━━━━━ GIVEN DATA
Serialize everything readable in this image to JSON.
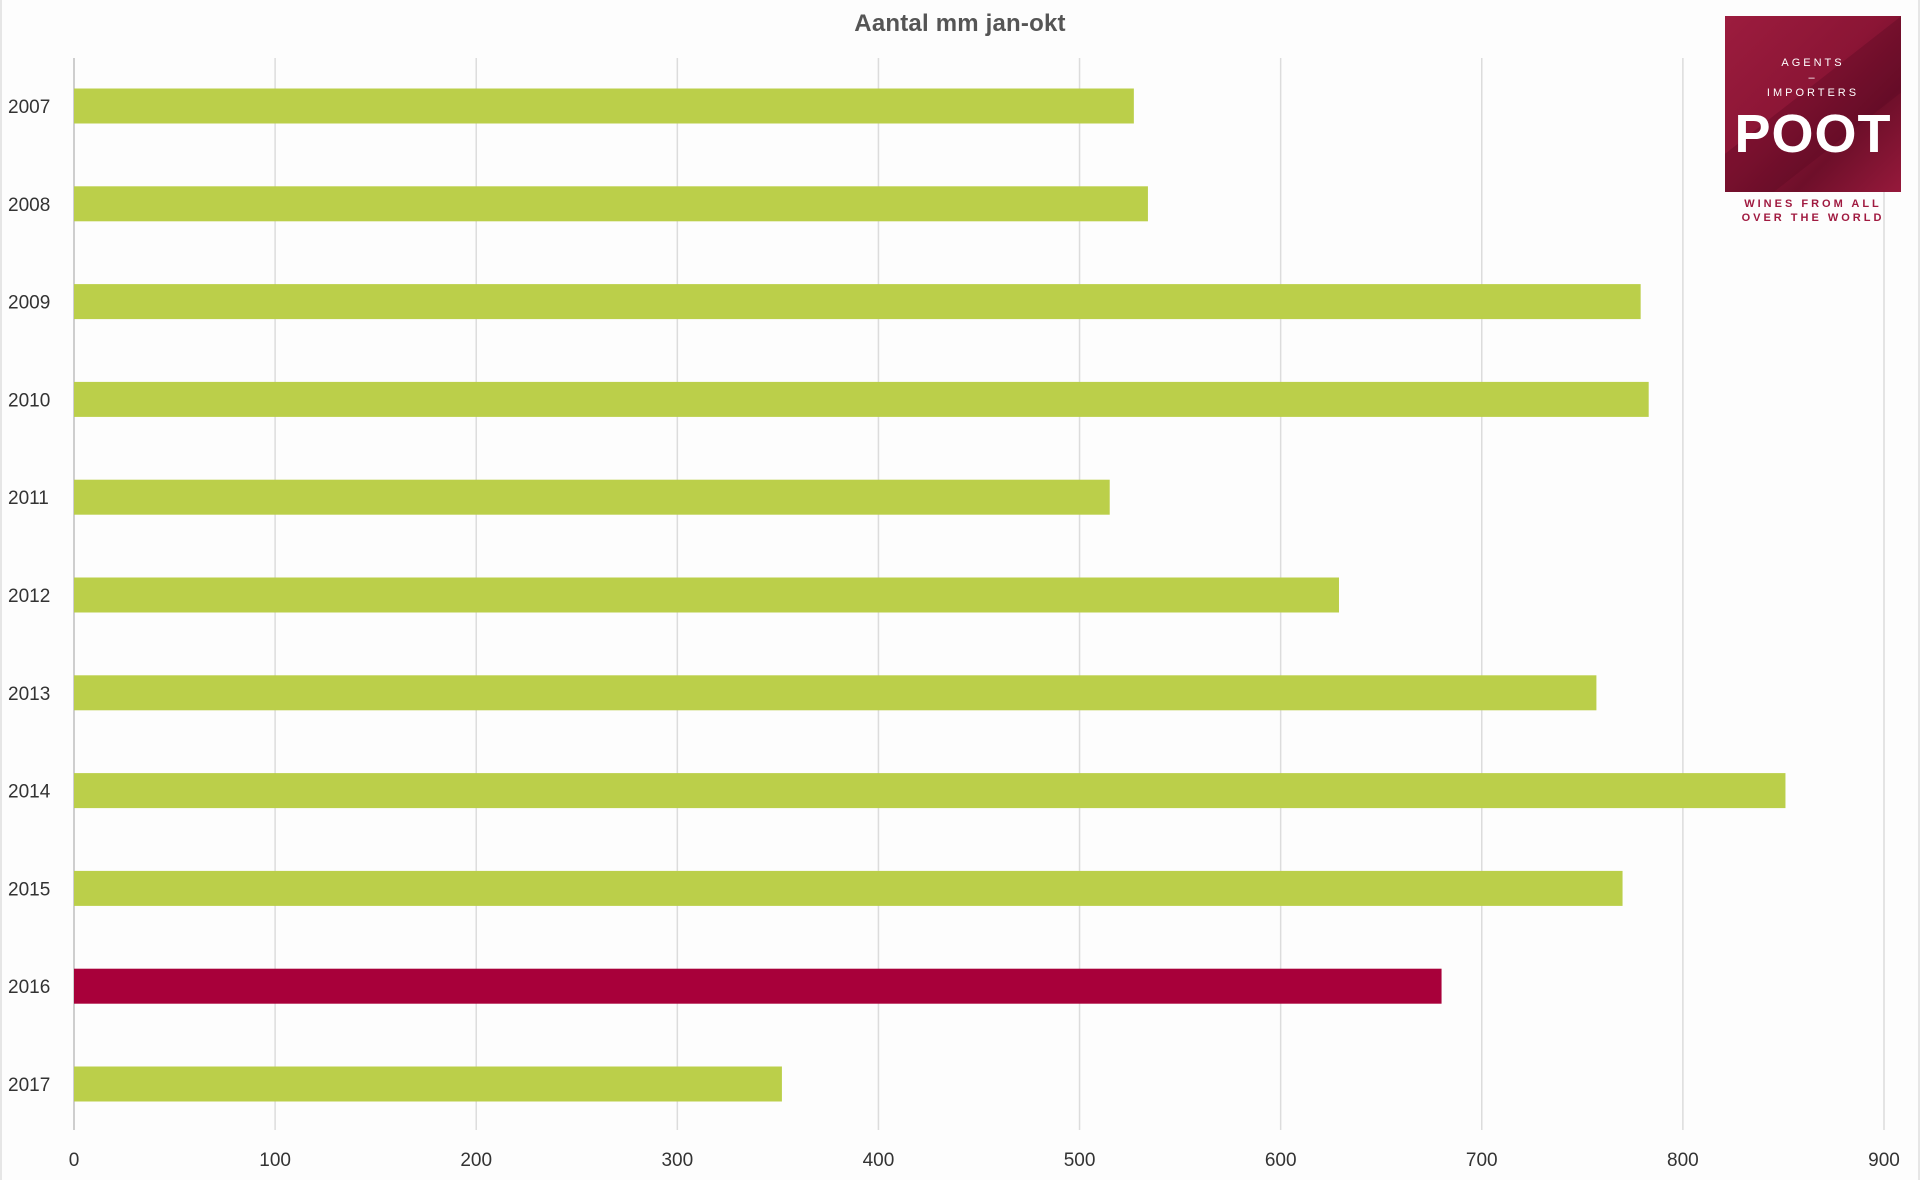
{
  "chart_data": {
    "type": "bar",
    "orientation": "horizontal",
    "title": "Aantal mm jan-okt",
    "xlabel": "",
    "ylabel": "",
    "categories": [
      "2007",
      "2008",
      "2009",
      "2010",
      "2011",
      "2012",
      "2013",
      "2014",
      "2015",
      "2016",
      "2017"
    ],
    "values": [
      527,
      534,
      779,
      783,
      515,
      629,
      757,
      851,
      770,
      680,
      352
    ],
    "xlim": [
      0,
      900
    ],
    "xticks": [
      0,
      100,
      200,
      300,
      400,
      500,
      600,
      700,
      800,
      900
    ],
    "grid": "vertical",
    "legend": "none",
    "highlight_category": "2016",
    "colors": {
      "bar": "#bbcf4a",
      "highlight": "#a8003a",
      "grid": "#dcdcdc",
      "axis": "#bfbfbf"
    }
  },
  "logo": {
    "line1": "AGENTS",
    "line2": "–",
    "line3": "IMPORTERS",
    "brand": "POOT",
    "tagline1": "WINES FROM ALL",
    "tagline2": "OVER THE WORLD",
    "color": "#9c1c3e"
  }
}
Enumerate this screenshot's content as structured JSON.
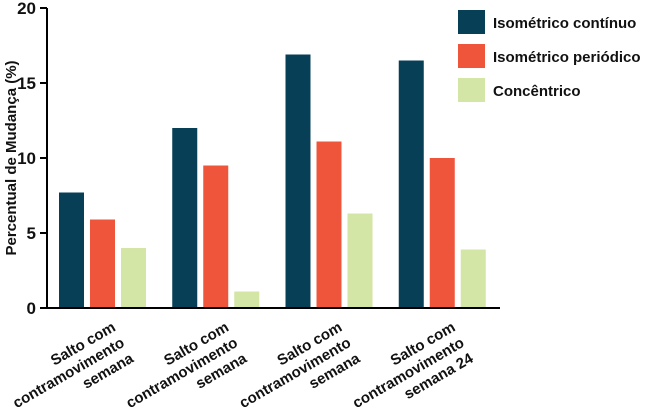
{
  "chart_data": {
    "type": "bar",
    "title": "",
    "xlabel": "",
    "ylabel": "Percentual de Mudança (%)",
    "ylim": [
      0,
      20
    ],
    "yticks": [
      0,
      5,
      10,
      15,
      20
    ],
    "grid": false,
    "legend_position": "top-right",
    "categories": [
      [
        "Salto com",
        "contramovimento",
        "semana"
      ],
      [
        "Salto com",
        "contramovimento",
        "semana"
      ],
      [
        "Salto com",
        "contramovimento",
        "semana"
      ],
      [
        "Salto com",
        "contramovimento",
        "semana 24"
      ]
    ],
    "series": [
      {
        "name": "Isométrico contínuo",
        "color": "#073f57",
        "values": [
          7.7,
          12.0,
          16.9,
          16.5
        ]
      },
      {
        "name": "Isométrico periódico",
        "color": "#ef553b",
        "values": [
          5.9,
          9.5,
          11.1,
          10.0
        ]
      },
      {
        "name": "Concêntrico",
        "color": "#d4e6a6",
        "values": [
          4.0,
          1.1,
          6.3,
          3.9
        ]
      }
    ]
  }
}
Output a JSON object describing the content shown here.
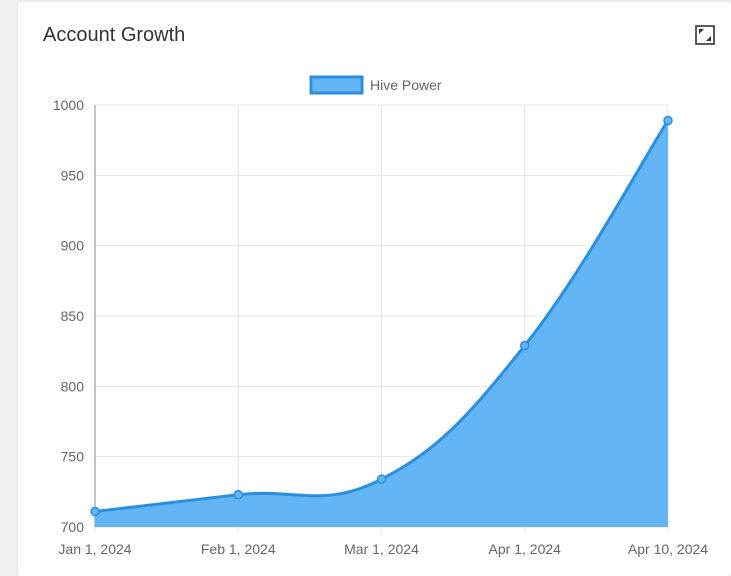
{
  "card": {
    "title": "Account Growth",
    "expand_icon": "expand-icon"
  },
  "chart_data": {
    "type": "area",
    "title": "",
    "xlabel": "",
    "ylabel": "",
    "x": [
      "Jan 1, 2024",
      "Feb 1, 2024",
      "Mar 1, 2024",
      "Apr 1, 2024",
      "Apr 10, 2024"
    ],
    "series": [
      {
        "name": "Hive Power",
        "values": [
          711,
          723,
          734,
          829,
          989
        ]
      }
    ],
    "ylim": [
      700,
      1000
    ],
    "yticks": [
      700,
      750,
      800,
      850,
      900,
      950,
      1000
    ],
    "grid": true,
    "legend": "top-center",
    "colors": {
      "line": "#2b8fde",
      "fill": "#64b5f6",
      "grid": "#e4e4e4",
      "axis": "#888888",
      "tick_text": "#666666"
    }
  }
}
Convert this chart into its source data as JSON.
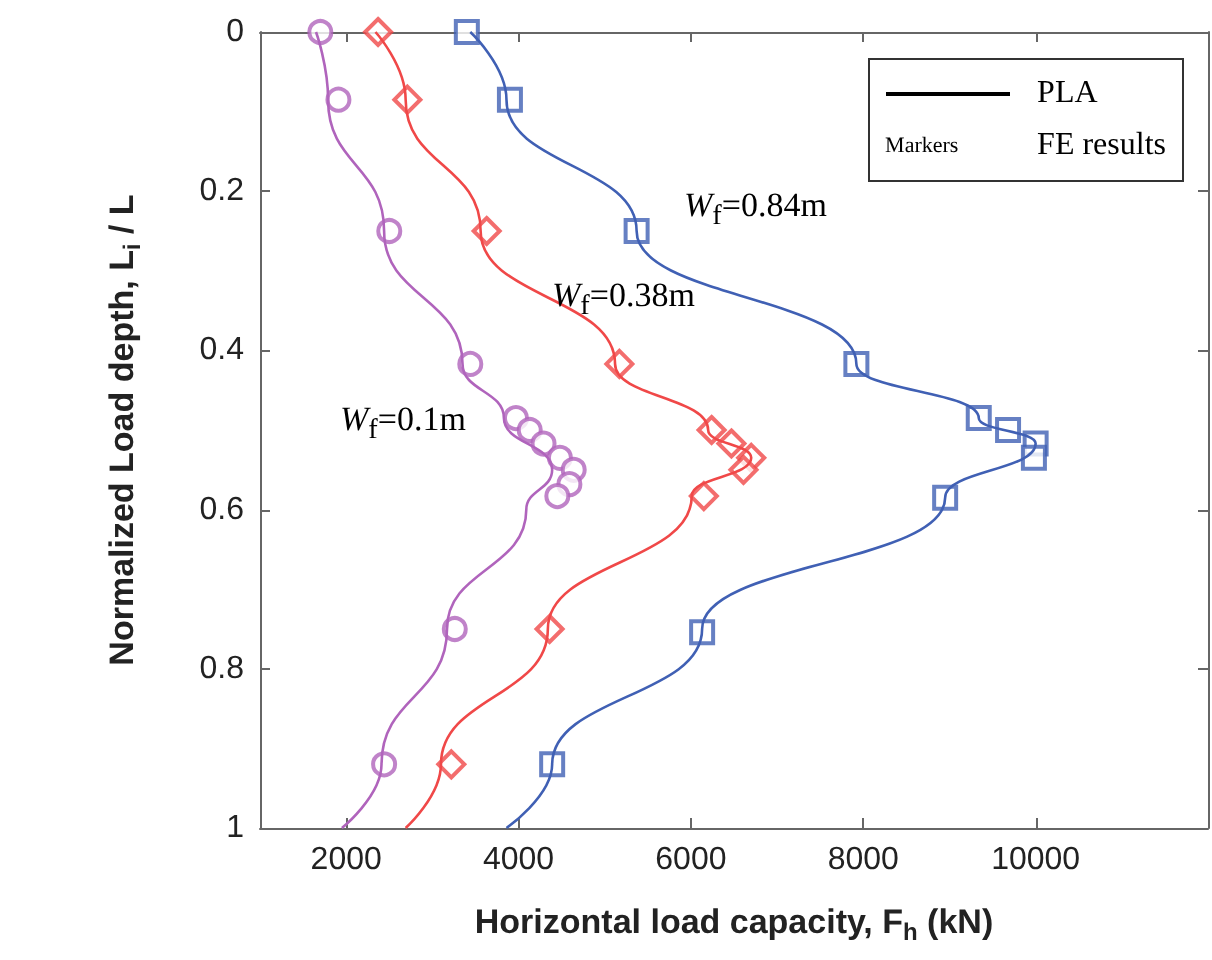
{
  "chart_data": {
    "type": "line",
    "xlabel": "Horizontal load capacity, F$_{h}$ (kN)",
    "ylabel": "Normalized Load depth, L$_{i}$ / L",
    "xlim": [
      1000,
      12000
    ],
    "xticks": [
      2000,
      4000,
      6000,
      8000,
      10000
    ],
    "ylim": [
      1,
      0
    ],
    "yticks": [
      0,
      0.2,
      0.4,
      0.6,
      0.8,
      1
    ],
    "grid": false,
    "series": [
      {
        "marker": "none",
        "color": "#b064bc",
        "x": [
          1650,
          1790,
          2440,
          3350,
          3830,
          4390,
          4090,
          3170,
          2410,
          1950
        ],
        "values": [
          0,
          0.085,
          0.25,
          0.417,
          0.485,
          0.55,
          0.6,
          0.75,
          0.92,
          1
        ]
      },
      {
        "marker": "none",
        "color": "#f04848",
        "x": [
          2340,
          2690,
          3560,
          5120,
          6200,
          6700,
          6010,
          4340,
          3100,
          2690
        ],
        "values": [
          0,
          0.085,
          0.25,
          0.417,
          0.5,
          0.535,
          0.583,
          0.75,
          0.92,
          1
        ]
      },
      {
        "marker": "none",
        "color": "#4060b4",
        "x": [
          3440,
          3860,
          5370,
          7920,
          9340,
          10000,
          8950,
          6130,
          4390,
          3860
        ],
        "values": [
          0,
          0.085,
          0.25,
          0.417,
          0.485,
          0.517,
          0.585,
          0.75,
          0.92,
          1
        ]
      },
      {
        "type": "scatter",
        "marker": "circle",
        "color": "#b064bc",
        "x": [
          1700,
          1910,
          2500,
          3440,
          3970,
          4130,
          4290,
          4480,
          4640,
          4590,
          4450,
          3260,
          2440
        ],
        "values": [
          0,
          0.085,
          0.25,
          0.417,
          0.485,
          0.5,
          0.517,
          0.535,
          0.55,
          0.568,
          0.583,
          0.75,
          0.92
        ]
      },
      {
        "type": "scatter",
        "marker": "diamond",
        "color": "#f04848",
        "x": [
          2370,
          2710,
          3630,
          5170,
          6240,
          6470,
          6700,
          6610,
          6150,
          4360,
          3220
        ],
        "values": [
          0,
          0.085,
          0.25,
          0.417,
          0.5,
          0.517,
          0.535,
          0.55,
          0.583,
          0.75,
          0.92
        ]
      },
      {
        "type": "scatter",
        "marker": "square",
        "color": "#4060b4",
        "x": [
          3400,
          3900,
          5370,
          7920,
          9340,
          9680,
          10000,
          9980,
          8950,
          6130,
          4390
        ],
        "values": [
          0,
          0.085,
          0.25,
          0.417,
          0.485,
          0.5,
          0.517,
          0.535,
          0.585,
          0.754,
          0.92
        ]
      }
    ],
    "annotations": [
      "PLA",
      "Markers",
      "FE results",
      "W$_{f}$=0.84m",
      "W$_{f}$=0.38m",
      "W$_{f}$=0.1m"
    ]
  }
}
━━━━━━━━━━
**TASK DETAILS**:
Skip the images and write out the rest of the listing exactly.

**RESULT FOR THIS TASK**:
Serialize everything readable in this image to JSON.
{
  "chart_data": {
    "type": "bar",
    "orientation": "horizontal",
    "title": "Aantal mm jan-okt",
    "xlabel": "",
    "ylabel": "",
    "categories": [
      "2007",
      "2008",
      "2009",
      "2010",
      "2011",
      "2012",
      "2013",
      "2014",
      "2015",
      "2016",
      "2017"
    ],
    "values": [
      527,
      534,
      779,
      783,
      515,
      629,
      757,
      851,
      770,
      680,
      352
    ],
    "xlim": [
      0,
      900
    ],
    "xticks": [
      0,
      100,
      200,
      300,
      400,
      500,
      600,
      700,
      800,
      900
    ],
    "grid": "vertical",
    "legend": "none",
    "highlight_category": "2016",
    "colors": {
      "bar": "#bbcf4a",
      "highlight": "#a8003a",
      "grid": "#dcdcdc",
      "axis": "#bfbfbf"
    }
  },
  "logo": {
    "line1": "AGENTS",
    "line2": "–",
    "line3": "IMPORTERS",
    "brand": "POOT",
    "tagline1": "WINES FROM ALL",
    "tagline2": "OVER THE WORLD",
    "color": "#9c1c3e"
  }
}
Enumerate this screenshot's content as structured JSON.
{
  "chart_data": {
    "type": "bar",
    "title": "",
    "xlabel": "",
    "ylabel": "Percentual de Mudança (%)",
    "ylim": [
      0,
      20
    ],
    "yticks": [
      0,
      5,
      10,
      15,
      20
    ],
    "grid": false,
    "legend_position": "top-right",
    "categories": [
      [
        "Salto com",
        "contramovimento",
        "semana"
      ],
      [
        "Salto com",
        "contramovimento",
        "semana"
      ],
      [
        "Salto com",
        "contramovimento",
        "semana"
      ],
      [
        "Salto com",
        "contramovimento",
        "semana 24"
      ]
    ],
    "series": [
      {
        "name": "Isométrico contínuo",
        "color": "#073f57",
        "values": [
          7.7,
          12.0,
          16.9,
          16.5
        ]
      },
      {
        "name": "Isométrico periódico",
        "color": "#ef553b",
        "values": [
          5.9,
          9.5,
          11.1,
          10.0
        ]
      },
      {
        "name": "Concêntrico",
        "color": "#d4e6a6",
        "values": [
          4.0,
          1.1,
          6.3,
          3.9
        ]
      }
    ]
  }
}
Output a JSON object describing the content shown here.
{
  "card": {
    "title": "Account Growth",
    "expand_icon": "expand-icon"
  },
  "chart_data": {
    "type": "area",
    "title": "",
    "xlabel": "",
    "ylabel": "",
    "x": [
      "Jan 1, 2024",
      "Feb 1, 2024",
      "Mar 1, 2024",
      "Apr 1, 2024",
      "Apr 10, 2024"
    ],
    "series": [
      {
        "name": "Hive Power",
        "values": [
          711,
          723,
          734,
          829,
          989
        ]
      }
    ],
    "ylim": [
      700,
      1000
    ],
    "yticks": [
      700,
      750,
      800,
      850,
      900,
      950,
      1000
    ],
    "grid": true,
    "legend": "top-center",
    "colors": {
      "line": "#2b8fde",
      "fill": "#64b5f6",
      "grid": "#e4e4e4",
      "axis": "#888888",
      "tick_text": "#666666"
    }
  }
}
Convert this chart into its source data as JSON.
{
  "chart_data": {
    "type": "line",
    "xlabel": "Horizontal load capacity, F$_{h}$ (kN)",
    "ylabel": "Normalized Load depth, L$_{i}$ / L",
    "xlim": [
      1000,
      12000
    ],
    "xticks": [
      2000,
      4000,
      6000,
      8000,
      10000
    ],
    "ylim": [
      1,
      0
    ],
    "yticks": [
      0,
      0.2,
      0.4,
      0.6,
      0.8,
      1
    ],
    "grid": false,
    "series": [
      {
        "marker": "none",
        "color": "#b064bc",
        "x": [
          1650,
          1790,
          2440,
          3350,
          3830,
          4390,
          4090,
          3170,
          2410,
          1950
        ],
        "values": [
          0,
          0.085,
          0.25,
          0.417,
          0.485,
          0.55,
          0.6,
          0.75,
          0.92,
          1
        ]
      },
      {
        "marker": "none",
        "color": "#f04848",
        "x": [
          2340,
          2690,
          3560,
          5120,
          6200,
          6700,
          6010,
          4340,
          3100,
          2690
        ],
        "values": [
          0,
          0.085,
          0.25,
          0.417,
          0.5,
          0.535,
          0.583,
          0.75,
          0.92,
          1
        ]
      },
      {
        "marker": "none",
        "color": "#4060b4",
        "x": [
          3440,
          3860,
          5370,
          7920,
          9340,
          10000,
          8950,
          6130,
          4390,
          3860
        ],
        "values": [
          0,
          0.085,
          0.25,
          0.417,
          0.485,
          0.517,
          0.585,
          0.75,
          0.92,
          1
        ]
      },
      {
        "type": "scatter",
        "marker": "circle",
        "color": "#b064bc",
        "x": [
          1700,
          1910,
          2500,
          3440,
          3970,
          4130,
          4290,
          4480,
          4640,
          4590,
          4450,
          3260,
          2440
        ],
        "values": [
          0,
          0.085,
          0.25,
          0.417,
          0.485,
          0.5,
          0.517,
          0.535,
          0.55,
          0.568,
          0.583,
          0.75,
          0.92
        ]
      },
      {
        "type": "scatter",
        "marker": "diamond",
        "color": "#f04848",
        "x": [
          2370,
          2710,
          3630,
          5170,
          6240,
          6470,
          6700,
          6610,
          6150,
          4360,
          3220
        ],
        "values": [
          0,
          0.085,
          0.25,
          0.417,
          0.5,
          0.517,
          0.535,
          0.55,
          0.583,
          0.75,
          0.92
        ]
      },
      {
        "type": "scatter",
        "marker": "square",
        "color": "#4060b4",
        "x": [
          3400,
          3900,
          5370,
          7920,
          9340,
          9680,
          10000,
          9980,
          8950,
          6130,
          4390
        ],
        "values": [
          0,
          0.085,
          0.25,
          0.417,
          0.485,
          0.5,
          0.517,
          0.535,
          0.585,
          0.754,
          0.92
        ]
      }
    ],
    "annotations": [
      "PLA",
      "Markers",
      "FE results",
      "W$_{f}$=0.84m",
      "W$_{f}$=0.38m",
      "W$_{f}$=0.1m"
    ]
  }
}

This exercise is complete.